--- Start of DATA TO USE ---

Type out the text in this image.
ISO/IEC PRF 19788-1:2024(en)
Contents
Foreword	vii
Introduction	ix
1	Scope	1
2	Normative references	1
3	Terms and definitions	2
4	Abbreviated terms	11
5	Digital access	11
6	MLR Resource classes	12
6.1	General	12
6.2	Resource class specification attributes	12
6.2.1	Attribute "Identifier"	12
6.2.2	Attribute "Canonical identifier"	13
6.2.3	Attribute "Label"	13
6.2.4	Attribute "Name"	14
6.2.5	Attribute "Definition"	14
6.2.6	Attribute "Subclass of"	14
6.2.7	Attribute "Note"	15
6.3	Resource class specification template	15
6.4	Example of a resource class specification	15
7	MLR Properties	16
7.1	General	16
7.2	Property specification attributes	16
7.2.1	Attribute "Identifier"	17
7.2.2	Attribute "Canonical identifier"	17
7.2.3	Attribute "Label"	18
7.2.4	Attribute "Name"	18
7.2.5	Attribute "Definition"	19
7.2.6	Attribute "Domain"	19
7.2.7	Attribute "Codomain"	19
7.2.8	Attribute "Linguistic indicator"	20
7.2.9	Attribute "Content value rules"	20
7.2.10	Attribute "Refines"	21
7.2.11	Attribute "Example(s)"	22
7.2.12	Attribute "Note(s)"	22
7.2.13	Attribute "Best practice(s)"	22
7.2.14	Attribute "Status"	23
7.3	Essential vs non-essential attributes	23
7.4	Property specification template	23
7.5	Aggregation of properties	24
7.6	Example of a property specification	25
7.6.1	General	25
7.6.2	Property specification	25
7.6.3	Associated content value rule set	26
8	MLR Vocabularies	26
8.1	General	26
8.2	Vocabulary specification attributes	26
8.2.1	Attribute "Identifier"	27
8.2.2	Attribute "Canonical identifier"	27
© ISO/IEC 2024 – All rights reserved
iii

--- End of DATA TO USE ---

• WRITTEN EXERCISE: Lines containing the string "value" are to be selected and copied.

• SOLUTION BELOW:
7.2.9	Attribute "Content value rules"	20
7.6.3	Associated content value rule set	26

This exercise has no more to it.